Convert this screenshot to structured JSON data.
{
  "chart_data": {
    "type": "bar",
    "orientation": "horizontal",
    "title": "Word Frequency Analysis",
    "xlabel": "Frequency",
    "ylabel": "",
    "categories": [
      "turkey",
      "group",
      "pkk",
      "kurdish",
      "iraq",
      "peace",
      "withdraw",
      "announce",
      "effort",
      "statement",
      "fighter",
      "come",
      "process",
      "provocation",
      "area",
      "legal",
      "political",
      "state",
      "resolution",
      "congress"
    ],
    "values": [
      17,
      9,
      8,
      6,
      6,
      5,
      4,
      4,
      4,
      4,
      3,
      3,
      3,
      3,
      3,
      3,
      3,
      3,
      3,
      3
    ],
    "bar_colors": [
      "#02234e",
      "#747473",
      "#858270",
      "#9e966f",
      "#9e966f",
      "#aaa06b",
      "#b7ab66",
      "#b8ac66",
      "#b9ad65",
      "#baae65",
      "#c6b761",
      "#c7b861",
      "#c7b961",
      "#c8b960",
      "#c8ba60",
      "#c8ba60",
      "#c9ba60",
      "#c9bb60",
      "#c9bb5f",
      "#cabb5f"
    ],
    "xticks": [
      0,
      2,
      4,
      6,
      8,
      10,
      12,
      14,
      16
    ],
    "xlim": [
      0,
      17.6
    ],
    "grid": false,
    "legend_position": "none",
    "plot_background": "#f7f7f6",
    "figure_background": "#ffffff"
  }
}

- [Objective]:
Locate all lines holding the word "Frequency", then copy them out.

- [Reply]:
    "title": "Word Frequency Analysis",
    "xlabel": "Frequency",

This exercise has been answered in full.